YOUR GOAL: Present the following data again exactly as it is shown.

RECORDS FOR THE EXERCISE:
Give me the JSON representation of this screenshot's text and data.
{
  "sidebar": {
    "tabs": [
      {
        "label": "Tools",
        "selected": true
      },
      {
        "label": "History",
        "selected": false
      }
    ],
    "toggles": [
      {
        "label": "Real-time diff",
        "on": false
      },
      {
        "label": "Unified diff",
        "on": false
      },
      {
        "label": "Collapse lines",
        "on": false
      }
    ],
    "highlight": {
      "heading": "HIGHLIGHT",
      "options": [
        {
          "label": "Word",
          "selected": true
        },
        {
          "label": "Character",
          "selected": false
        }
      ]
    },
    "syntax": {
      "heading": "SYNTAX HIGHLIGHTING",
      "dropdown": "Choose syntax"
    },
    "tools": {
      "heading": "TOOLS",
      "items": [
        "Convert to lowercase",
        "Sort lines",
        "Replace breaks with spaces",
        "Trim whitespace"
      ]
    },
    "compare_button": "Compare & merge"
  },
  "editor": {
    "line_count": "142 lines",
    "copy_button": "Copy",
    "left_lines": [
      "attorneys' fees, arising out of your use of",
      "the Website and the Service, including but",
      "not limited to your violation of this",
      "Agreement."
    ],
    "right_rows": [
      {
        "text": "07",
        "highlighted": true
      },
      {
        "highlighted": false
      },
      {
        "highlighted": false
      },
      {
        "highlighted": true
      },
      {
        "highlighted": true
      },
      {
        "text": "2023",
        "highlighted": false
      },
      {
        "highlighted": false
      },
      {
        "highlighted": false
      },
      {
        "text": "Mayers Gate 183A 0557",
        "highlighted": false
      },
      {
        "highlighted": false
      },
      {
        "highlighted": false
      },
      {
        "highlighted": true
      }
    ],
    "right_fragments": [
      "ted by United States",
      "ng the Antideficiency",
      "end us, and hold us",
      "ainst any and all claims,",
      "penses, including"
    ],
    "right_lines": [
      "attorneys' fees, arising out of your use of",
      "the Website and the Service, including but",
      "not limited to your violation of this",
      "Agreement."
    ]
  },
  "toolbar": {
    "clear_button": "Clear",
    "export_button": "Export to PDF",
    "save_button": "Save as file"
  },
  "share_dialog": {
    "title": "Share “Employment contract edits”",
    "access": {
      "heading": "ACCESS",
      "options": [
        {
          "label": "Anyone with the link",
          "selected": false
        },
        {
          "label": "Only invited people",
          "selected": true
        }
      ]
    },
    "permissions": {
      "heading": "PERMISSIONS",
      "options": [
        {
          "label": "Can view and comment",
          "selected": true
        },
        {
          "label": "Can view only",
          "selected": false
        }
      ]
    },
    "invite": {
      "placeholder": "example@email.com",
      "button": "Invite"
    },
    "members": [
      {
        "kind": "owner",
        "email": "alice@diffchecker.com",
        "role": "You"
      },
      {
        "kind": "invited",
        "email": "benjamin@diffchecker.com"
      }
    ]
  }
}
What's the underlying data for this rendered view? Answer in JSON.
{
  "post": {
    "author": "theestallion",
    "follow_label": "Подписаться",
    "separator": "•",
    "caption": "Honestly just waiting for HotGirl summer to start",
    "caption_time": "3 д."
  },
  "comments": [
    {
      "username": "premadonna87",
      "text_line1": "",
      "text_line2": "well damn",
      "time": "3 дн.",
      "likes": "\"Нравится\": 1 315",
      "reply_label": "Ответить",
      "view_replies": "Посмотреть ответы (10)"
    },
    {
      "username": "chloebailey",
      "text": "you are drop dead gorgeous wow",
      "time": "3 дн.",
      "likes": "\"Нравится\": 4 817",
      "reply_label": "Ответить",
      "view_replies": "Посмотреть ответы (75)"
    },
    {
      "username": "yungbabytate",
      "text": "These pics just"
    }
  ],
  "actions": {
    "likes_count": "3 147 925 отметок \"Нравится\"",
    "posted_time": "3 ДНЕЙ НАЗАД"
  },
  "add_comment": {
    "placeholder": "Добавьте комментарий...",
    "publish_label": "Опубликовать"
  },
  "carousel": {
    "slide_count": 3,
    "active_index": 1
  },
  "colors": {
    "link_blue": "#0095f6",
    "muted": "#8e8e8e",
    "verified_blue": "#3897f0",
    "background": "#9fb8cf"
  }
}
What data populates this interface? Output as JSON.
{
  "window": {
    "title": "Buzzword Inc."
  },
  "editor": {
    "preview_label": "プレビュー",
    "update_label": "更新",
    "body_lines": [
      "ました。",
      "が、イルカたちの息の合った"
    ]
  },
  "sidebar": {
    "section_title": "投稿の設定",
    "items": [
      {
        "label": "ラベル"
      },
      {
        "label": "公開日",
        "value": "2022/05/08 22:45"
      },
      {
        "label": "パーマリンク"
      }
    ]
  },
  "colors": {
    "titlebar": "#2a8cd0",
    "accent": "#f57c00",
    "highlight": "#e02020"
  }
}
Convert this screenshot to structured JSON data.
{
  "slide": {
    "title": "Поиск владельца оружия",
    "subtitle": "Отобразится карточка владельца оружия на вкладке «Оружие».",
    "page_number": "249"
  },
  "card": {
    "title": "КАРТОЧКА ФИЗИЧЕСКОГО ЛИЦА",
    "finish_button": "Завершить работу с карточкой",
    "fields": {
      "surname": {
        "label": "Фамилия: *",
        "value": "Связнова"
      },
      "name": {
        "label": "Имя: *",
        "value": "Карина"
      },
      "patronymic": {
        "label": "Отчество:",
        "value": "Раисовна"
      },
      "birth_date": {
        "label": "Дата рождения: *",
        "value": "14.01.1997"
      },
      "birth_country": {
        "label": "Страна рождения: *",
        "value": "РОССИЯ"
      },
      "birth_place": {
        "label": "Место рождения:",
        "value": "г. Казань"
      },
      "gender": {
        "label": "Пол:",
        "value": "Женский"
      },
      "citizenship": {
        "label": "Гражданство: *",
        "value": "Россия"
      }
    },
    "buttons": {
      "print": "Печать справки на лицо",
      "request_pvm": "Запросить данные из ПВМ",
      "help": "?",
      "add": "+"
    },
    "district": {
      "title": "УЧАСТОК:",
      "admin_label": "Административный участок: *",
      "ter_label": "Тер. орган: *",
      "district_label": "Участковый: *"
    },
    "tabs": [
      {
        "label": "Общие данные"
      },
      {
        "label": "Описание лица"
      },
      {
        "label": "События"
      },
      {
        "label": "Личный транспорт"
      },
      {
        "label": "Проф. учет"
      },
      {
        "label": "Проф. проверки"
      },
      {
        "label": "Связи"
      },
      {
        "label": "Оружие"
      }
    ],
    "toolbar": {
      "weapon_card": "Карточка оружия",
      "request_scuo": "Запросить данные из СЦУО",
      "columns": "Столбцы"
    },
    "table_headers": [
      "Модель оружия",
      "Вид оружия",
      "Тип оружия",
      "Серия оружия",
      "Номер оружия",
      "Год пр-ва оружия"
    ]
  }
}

ANSWER BELOW:
Give me the JSON representation of this screenshot's text and data.
{
  "sidebar": {
    "tabs": [
      {
        "label": "Tools",
        "selected": true
      },
      {
        "label": "History",
        "selected": false
      }
    ],
    "toggles": [
      {
        "label": "Real-time diff",
        "on": false
      },
      {
        "label": "Unified diff",
        "on": false
      },
      {
        "label": "Collapse lines",
        "on": false
      }
    ],
    "highlight": {
      "heading": "HIGHLIGHT",
      "options": [
        {
          "label": "Word",
          "selected": true
        },
        {
          "label": "Character",
          "selected": false
        }
      ]
    },
    "syntax": {
      "heading": "SYNTAX HIGHLIGHTING",
      "dropdown": "Choose syntax"
    },
    "tools": {
      "heading": "TOOLS",
      "items": [
        "Convert to lowercase",
        "Sort lines",
        "Replace breaks with spaces",
        "Trim whitespace"
      ]
    },
    "compare_button": "Compare & merge"
  },
  "editor": {
    "line_count": "142 lines",
    "copy_button": "Copy",
    "left_lines": [
      "attorneys' fees, arising out of your use of",
      "the Website and the Service, including but",
      "not limited to your violation of this",
      "Agreement."
    ],
    "right_rows": [
      {
        "text": "07",
        "highlighted": true
      },
      {
        "highlighted": false
      },
      {
        "highlighted": false
      },
      {
        "highlighted": true
      },
      {
        "highlighted": true
      },
      {
        "text": "2023",
        "highlighted": false
      },
      {
        "highlighted": false
      },
      {
        "highlighted": false
      },
      {
        "text": "Mayers Gate 183A 0557",
        "highlighted": false
      },
      {
        "highlighted": false
      },
      {
        "highlighted": false
      },
      {
        "highlighted": true
      }
    ],
    "right_fragments": [
      "ted by United States",
      "ng the Antideficiency",
      "end us, and hold us",
      "ainst any and all claims,",
      "penses, including"
    ],
    "right_lines": [
      "attorneys' fees, arising out of your use of",
      "the Website and the Service, including but",
      "not limited to your violation of this",
      "Agreement."
    ]
  },
  "toolbar": {
    "clear_button": "Clear",
    "export_button": "Export to PDF",
    "save_button": "Save as file"
  },
  "share_dialog": {
    "title": "Share “Employment contract edits”",
    "access": {
      "heading": "ACCESS",
      "options": [
        {
          "label": "Anyone with the link",
          "selected": false
        },
        {
          "label": "Only invited people",
          "selected": true
        }
      ]
    },
    "permissions": {
      "heading": "PERMISSIONS",
      "options": [
        {
          "label": "Can view and comment",
          "selected": true
        },
        {
          "label": "Can view only",
          "selected": false
        }
      ]
    },
    "invite": {
      "placeholder": "example@email.com",
      "button": "Invite"
    },
    "members": [
      {
        "kind": "owner",
        "email": "alice@diffchecker.com",
        "role": "You"
      },
      {
        "kind": "invited",
        "email": "benjamin@diffchecker.com"
      }
    ]
  }
}
What's the underlying data for this rendered view? Answer in JSON.
{
  "post": {
    "author": "theestallion",
    "follow_label": "Подписаться",
    "separator": "•",
    "caption": "Honestly just waiting for HotGirl summer to start",
    "caption_time": "3 д."
  },
  "comments": [
    {
      "username": "premadonna87",
      "text_line1": "",
      "text_line2": "well damn",
      "time": "3 дн.",
      "likes": "\"Нравится\": 1 315",
      "reply_label": "Ответить",
      "view_replies": "Посмотреть ответы (10)"
    },
    {
      "username": "chloebailey",
      "text": "you are drop dead gorgeous wow",
      "time": "3 дн.",
      "likes": "\"Нравится\": 4 817",
      "reply_label": "Ответить",
      "view_replies": "Посмотреть ответы (75)"
    },
    {
      "username": "yungbabytate",
      "text": "These pics just"
    }
  ],
  "actions": {
    "likes_count": "3 147 925 отметок \"Нравится\"",
    "posted_time": "3 ДНЕЙ НАЗАД"
  },
  "add_comment": {
    "placeholder": "Добавьте комментарий...",
    "publish_label": "Опубликовать"
  },
  "carousel": {
    "slide_count": 3,
    "active_index": 1
  },
  "colors": {
    "link_blue": "#0095f6",
    "muted": "#8e8e8e",
    "verified_blue": "#3897f0",
    "background": "#9fb8cf"
  }
}
What data populates this interface? Output as JSON.
{
  "window": {
    "title": "Buzzword Inc."
  },
  "editor": {
    "preview_label": "プレビュー",
    "update_label": "更新",
    "body_lines": [
      "ました。",
      "が、イルカたちの息の合った"
    ]
  },
  "sidebar": {
    "section_title": "投稿の設定",
    "items": [
      {
        "label": "ラベル"
      },
      {
        "label": "公開日",
        "value": "2022/05/08 22:45"
      },
      {
        "label": "パーマリンク"
      }
    ]
  },
  "colors": {
    "titlebar": "#2a8cd0",
    "accent": "#f57c00",
    "highlight": "#e02020"
  }
}
Convert this screenshot to structured JSON data.
{
  "slide": {
    "title": "Поиск владельца оружия",
    "subtitle": "Отобразится карточка владельца оружия на вкладке «Оружие».",
    "page_number": "249"
  },
  "card": {
    "title": "КАРТОЧКА ФИЗИЧЕСКОГО ЛИЦА",
    "finish_button": "Завершить работу с карточкой",
    "fields": {
      "surname": {
        "label": "Фамилия: *",
        "value": "Связнова"
      },
      "name": {
        "label": "Имя: *",
        "value": "Карина"
      },
      "patronymic": {
        "label": "Отчество:",
        "value": "Раисовна"
      },
      "birth_date": {
        "label": "Дата рождения: *",
        "value": "14.01.1997"
      },
      "birth_country": {
        "label": "Страна рождения: *",
        "value": "РОССИЯ"
      },
      "birth_place": {
        "label": "Место рождения:",
        "value": "г. Казань"
      },
      "gender": {
        "label": "Пол:",
        "value": "Женский"
      },
      "citizenship": {
        "label": "Гражданство: *",
        "value": "Россия"
      }
    },
    "buttons": {
      "print": "Печать справки на лицо",
      "request_pvm": "Запросить данные из ПВМ",
      "help": "?",
      "add": "+"
    },
    "district": {
      "title": "УЧАСТОК:",
      "admin_label": "Административный участок: *",
      "ter_label": "Тер. орган: *",
      "district_label": "Участковый: *"
    },
    "tabs": [
      {
        "label": "Общие данные"
      },
      {
        "label": "Описание лица"
      },
      {
        "label": "События"
      },
      {
        "label": "Личный транспорт"
      },
      {
        "label": "Проф. учет"
      },
      {
        "label": "Проф. проверки"
      },
      {
        "label": "Связи"
      },
      {
        "label": "Оружие"
      }
    ],
    "toolbar": {
      "weapon_card": "Карточка оружия",
      "request_scuo": "Запросить данные из СЦУО",
      "columns": "Столбцы"
    },
    "table_headers": [
      "Модель оружия",
      "Вид оружия",
      "Тип оружия",
      "Серия оружия",
      "Номер оружия",
      "Год пр-ва оружия"
    ]
  }
}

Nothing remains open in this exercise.